* _Work instructions_
Copy out each line of the material below with no changes.

* _Given records_
**********

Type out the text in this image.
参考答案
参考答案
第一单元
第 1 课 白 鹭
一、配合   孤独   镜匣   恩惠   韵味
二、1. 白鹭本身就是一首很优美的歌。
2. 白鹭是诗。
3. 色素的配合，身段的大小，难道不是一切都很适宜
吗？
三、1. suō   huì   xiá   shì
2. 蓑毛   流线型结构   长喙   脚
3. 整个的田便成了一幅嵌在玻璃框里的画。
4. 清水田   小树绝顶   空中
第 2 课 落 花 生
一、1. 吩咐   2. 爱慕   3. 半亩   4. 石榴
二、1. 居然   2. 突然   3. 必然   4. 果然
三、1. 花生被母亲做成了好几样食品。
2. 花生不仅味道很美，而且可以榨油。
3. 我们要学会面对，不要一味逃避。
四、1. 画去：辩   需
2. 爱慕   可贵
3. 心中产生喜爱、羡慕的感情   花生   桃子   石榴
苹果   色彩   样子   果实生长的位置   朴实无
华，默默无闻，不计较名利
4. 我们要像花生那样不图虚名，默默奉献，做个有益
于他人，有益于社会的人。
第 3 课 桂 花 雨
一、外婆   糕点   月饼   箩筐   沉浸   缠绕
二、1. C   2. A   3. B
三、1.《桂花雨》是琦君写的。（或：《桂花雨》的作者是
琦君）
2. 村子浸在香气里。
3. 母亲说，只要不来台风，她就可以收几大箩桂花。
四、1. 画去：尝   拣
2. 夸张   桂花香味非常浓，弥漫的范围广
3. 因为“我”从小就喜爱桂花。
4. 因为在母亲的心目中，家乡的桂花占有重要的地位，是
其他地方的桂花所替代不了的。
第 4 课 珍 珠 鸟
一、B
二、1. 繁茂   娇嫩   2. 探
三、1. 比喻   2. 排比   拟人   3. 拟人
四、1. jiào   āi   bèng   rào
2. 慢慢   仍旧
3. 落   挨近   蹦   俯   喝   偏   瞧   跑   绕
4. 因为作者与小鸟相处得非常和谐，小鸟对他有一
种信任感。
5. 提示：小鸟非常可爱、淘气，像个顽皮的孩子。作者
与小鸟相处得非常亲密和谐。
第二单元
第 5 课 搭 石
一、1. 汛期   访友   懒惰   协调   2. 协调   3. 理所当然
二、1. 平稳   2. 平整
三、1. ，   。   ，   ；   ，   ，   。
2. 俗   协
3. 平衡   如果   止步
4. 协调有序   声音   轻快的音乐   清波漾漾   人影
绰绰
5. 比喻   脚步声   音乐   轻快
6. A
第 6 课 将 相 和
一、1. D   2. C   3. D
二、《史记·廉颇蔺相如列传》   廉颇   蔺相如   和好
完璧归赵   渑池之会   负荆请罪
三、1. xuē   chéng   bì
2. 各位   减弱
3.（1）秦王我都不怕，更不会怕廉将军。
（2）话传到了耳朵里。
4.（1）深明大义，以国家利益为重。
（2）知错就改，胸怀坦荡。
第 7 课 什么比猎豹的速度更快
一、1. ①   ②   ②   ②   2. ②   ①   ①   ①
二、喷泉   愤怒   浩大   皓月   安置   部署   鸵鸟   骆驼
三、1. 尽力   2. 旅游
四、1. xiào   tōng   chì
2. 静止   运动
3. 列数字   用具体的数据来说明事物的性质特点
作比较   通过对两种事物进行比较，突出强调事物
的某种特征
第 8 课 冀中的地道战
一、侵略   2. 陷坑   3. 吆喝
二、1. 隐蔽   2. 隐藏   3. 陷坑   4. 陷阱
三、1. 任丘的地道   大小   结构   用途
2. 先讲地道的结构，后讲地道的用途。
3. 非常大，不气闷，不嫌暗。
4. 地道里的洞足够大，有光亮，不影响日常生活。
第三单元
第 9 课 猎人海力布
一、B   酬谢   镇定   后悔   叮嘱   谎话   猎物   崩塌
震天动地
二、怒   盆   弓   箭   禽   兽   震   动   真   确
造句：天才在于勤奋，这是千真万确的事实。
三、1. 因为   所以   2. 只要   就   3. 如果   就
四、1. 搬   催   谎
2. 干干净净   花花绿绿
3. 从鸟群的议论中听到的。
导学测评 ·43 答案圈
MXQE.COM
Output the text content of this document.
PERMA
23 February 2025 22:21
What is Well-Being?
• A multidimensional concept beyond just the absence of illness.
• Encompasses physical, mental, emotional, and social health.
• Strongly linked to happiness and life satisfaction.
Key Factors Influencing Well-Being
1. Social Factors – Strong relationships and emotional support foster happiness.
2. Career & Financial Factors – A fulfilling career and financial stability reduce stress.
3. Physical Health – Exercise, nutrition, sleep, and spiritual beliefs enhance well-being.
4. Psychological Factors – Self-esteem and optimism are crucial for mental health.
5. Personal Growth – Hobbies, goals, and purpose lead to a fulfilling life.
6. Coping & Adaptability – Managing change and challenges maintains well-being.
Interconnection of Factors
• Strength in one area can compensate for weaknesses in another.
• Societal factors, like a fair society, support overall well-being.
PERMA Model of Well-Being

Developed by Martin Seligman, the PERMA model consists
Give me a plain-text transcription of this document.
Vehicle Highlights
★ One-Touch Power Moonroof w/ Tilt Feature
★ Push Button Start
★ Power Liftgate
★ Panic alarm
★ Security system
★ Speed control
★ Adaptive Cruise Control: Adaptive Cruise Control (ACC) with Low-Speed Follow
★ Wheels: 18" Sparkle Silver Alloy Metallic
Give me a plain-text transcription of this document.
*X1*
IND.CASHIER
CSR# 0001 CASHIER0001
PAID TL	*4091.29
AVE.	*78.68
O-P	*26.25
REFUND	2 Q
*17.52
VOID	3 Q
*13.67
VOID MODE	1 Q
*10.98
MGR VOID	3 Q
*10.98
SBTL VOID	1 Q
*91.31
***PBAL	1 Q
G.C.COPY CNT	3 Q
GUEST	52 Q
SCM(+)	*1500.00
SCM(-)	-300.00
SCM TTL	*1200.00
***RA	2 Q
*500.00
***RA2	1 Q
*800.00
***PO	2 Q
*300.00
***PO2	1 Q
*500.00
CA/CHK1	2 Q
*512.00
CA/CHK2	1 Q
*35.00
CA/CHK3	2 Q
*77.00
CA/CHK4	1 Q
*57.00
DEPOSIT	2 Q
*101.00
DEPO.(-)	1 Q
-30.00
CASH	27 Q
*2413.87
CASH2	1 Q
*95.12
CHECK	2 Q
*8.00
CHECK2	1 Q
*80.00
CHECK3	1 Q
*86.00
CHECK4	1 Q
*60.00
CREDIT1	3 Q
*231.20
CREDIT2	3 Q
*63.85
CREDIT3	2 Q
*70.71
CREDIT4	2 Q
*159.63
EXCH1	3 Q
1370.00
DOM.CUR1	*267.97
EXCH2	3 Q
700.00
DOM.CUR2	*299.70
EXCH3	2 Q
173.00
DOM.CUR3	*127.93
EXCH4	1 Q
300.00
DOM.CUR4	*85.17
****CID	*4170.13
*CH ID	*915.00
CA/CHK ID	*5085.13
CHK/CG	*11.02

**********

* _Result_
Type out the text in this image.
参考答案
参考答案
第一单元
第 1 课 白 鹭
一、配合   孤独   镜匣   恩惠   韵味
二、1. 白鹭本身就是一首很优美的歌。
2. 白鹭是诗。
3. 色素的配合，身段的大小，难道不是一切都很适宜
吗？
三、1. suō   huì   xiá   shì
2. 蓑毛   流线型结构   长喙   脚
3. 整个的田便成了一幅嵌在玻璃框里的画。
4. 清水田   小树绝顶   空中
第 2 课 落 花 生
一、1. 吩咐   2. 爱慕   3. 半亩   4. 石榴
二、1. 居然   2. 突然   3. 必然   4. 果然
三、1. 花生被母亲做成了好几样食品。
2. 花生不仅味道很美，而且可以榨油。
3. 我们要学会面对，不要一味逃避。
四、1. 画去：辩   需
2. 爱慕   可贵
3. 心中产生喜爱、羡慕的感情   花生   桃子   石榴
苹果   色彩   样子   果实生长的位置   朴实无
华，默默无闻，不计较名利
4. 我们要像花生那样不图虚名，默默奉献，做个有益
于他人，有益于社会的人。
第 3 课 桂 花 雨
一、外婆   糕点   月饼   箩筐   沉浸   缠绕
二、1. C   2. A   3. B
三、1.《桂花雨》是琦君写的。（或：《桂花雨》的作者是
琦君）
2. 村子浸在香气里。
3. 母亲说，只要不来台风，她就可以收几大箩桂花。
四、1. 画去：尝   拣
2. 夸张   桂花香味非常浓，弥漫的范围广
3. 因为“我”从小就喜爱桂花。
4. 因为在母亲的心目中，家乡的桂花占有重要的地位，是
其他地方的桂花所替代不了的。
第 4 课 珍 珠 鸟
一、B
二、1. 繁茂   娇嫩   2. 探
三、1. 比喻   2. 排比   拟人   3. 拟人
四、1. jiào   āi   bèng   rào
2. 慢慢   仍旧
3. 落   挨近   蹦   俯   喝   偏   瞧   跑   绕
4. 因为作者与小鸟相处得非常和谐，小鸟对他有一
种信任感。
5. 提示：小鸟非常可爱、淘气，像个顽皮的孩子。作者
与小鸟相处得非常亲密和谐。
第二单元
第 5 课 搭 石
一、1. 汛期   访友   懒惰   协调   2. 协调   3. 理所当然
二、1. 平稳   2. 平整
三、1. ，   。   ，   ；   ，   ，   。
2. 俗   协
3. 平衡   如果   止步
4. 协调有序   声音   轻快的音乐   清波漾漾   人影
绰绰
5. 比喻   脚步声   音乐   轻快
6. A
第 6 课 将 相 和
一、1. D   2. C   3. D
二、《史记·廉颇蔺相如列传》   廉颇   蔺相如   和好
完璧归赵   渑池之会   负荆请罪
三、1. xuē   chéng   bì
2. 各位   减弱
3.（1）秦王我都不怕，更不会怕廉将军。
（2）话传到了耳朵里。
4.（1）深明大义，以国家利益为重。
（2）知错就改，胸怀坦荡。
第 7 课 什么比猎豹的速度更快
一、1. ①   ②   ②   ②   2. ②   ①   ①   ①
二、喷泉   愤怒   浩大   皓月   安置   部署   鸵鸟   骆驼
三、1. 尽力   2. 旅游
四、1. xiào   tōng   chì
2. 静止   运动
3. 列数字   用具体的数据来说明事物的性质特点
作比较   通过对两种事物进行比较，突出强调事物
的某种特征
第 8 课 冀中的地道战
一、侵略   2. 陷坑   3. 吆喝
二、1. 隐蔽   2. 隐藏   3. 陷坑   4. 陷阱
三、1. 任丘的地道   大小   结构   用途
2. 先讲地道的结构，后讲地道的用途。
3. 非常大，不气闷，不嫌暗。
4. 地道里的洞足够大，有光亮，不影响日常生活。
第三单元
第 9 课 猎人海力布
一、B   酬谢   镇定   后悔   叮嘱   谎话   猎物   崩塌
震天动地
二、怒   盆   弓   箭   禽   兽   震   动   真   确
造句：天才在于勤奋，这是千真万确的事实。
三、1. 因为   所以   2. 只要   就   3. 如果   就
四、1. 搬   催   谎
2. 干干净净   花花绿绿
3. 从鸟群的议论中听到的。
导学测评 ·43 答案圈
MXQE.COM
Output the text content of this document.
PERMA
23 February 2025 22:21
What is Well-Being?
• A multidimensional concept beyond just the absence of illness.
• Encompasses physical, mental, emotional, and social health.
• Strongly linked to happiness and life satisfaction.
Key Factors Influencing Well-Being
1. Social Factors – Strong relationships and emotional support foster happiness.
2. Career & Financial Factors – A fulfilling career and financial stability reduce stress.
3. Physical Health – Exercise, nutrition, sleep, and spiritual beliefs enhance well-being.
4. Psychological Factors – Self-esteem and optimism are crucial for mental health.
5. Personal Growth – Hobbies, goals, and purpose lead to a fulfilling life.
6. Coping & Adaptability – Managing change and challenges maintains well-being.
Interconnection of Factors
• Strength in one area can compensate for weaknesses in another.
• Societal factors, like a fair society, support overall well-being.
PERMA Model of Well-Being

Developed by Martin Seligman, the PERMA model consists
Give me a plain-text transcription of this document.
Vehicle Highlights
★ One-Touch Power Moonroof w/ Tilt Feature
★ Push Button Start
★ Power Liftgate
★ Panic alarm
★ Security system
★ Speed control
★ Adaptive Cruise Control: Adaptive Cruise Control (ACC) with Low-Speed Follow
★ Wheels: 18" Sparkle Silver Alloy Metallic
Give me a plain-text transcription of this document.
*X1*
IND.CASHIER
CSR# 0001 CASHIER0001
PAID TL	*4091.29
AVE.	*78.68
O-P	*26.25
REFUND	2 Q
*17.52
VOID	3 Q
*13.67
VOID MODE	1 Q
*10.98
MGR VOID	3 Q
*10.98
SBTL VOID	1 Q
*91.31
***PBAL	1 Q
G.C.COPY CNT	3 Q
GUEST	52 Q
SCM(+)	*1500.00
SCM(-)	-300.00
SCM TTL	*1200.00
***RA	2 Q
*500.00
***RA2	1 Q
*800.00
***PO	2 Q
*300.00
***PO2	1 Q
*500.00
CA/CHK1	2 Q
*512.00
CA/CHK2	1 Q
*35.00
CA/CHK3	2 Q
*77.00
CA/CHK4	1 Q
*57.00
DEPOSIT	2 Q
*101.00
DEPO.(-)	1 Q
-30.00
CASH	27 Q
*2413.87
CASH2	1 Q
*95.12
CHECK	2 Q
*8.00
CHECK2	1 Q
*80.00
CHECK3	1 Q
*86.00
CHECK4	1 Q
*60.00
CREDIT1	3 Q
*231.20
CREDIT2	3 Q
*63.85
CREDIT3	2 Q
*70.71
CREDIT4	2 Q
*159.63
EXCH1	3 Q
1370.00
DOM.CUR1	*267.97
EXCH2	3 Q
700.00
DOM.CUR2	*299.70
EXCH3	2 Q
173.00
DOM.CUR3	*127.93
EXCH4	1 Q
300.00
DOM.CUR4	*85.17
****CID	*4170.13
*CH ID	*915.00
CA/CHK ID	*5085.13
CHK/CG	*11.02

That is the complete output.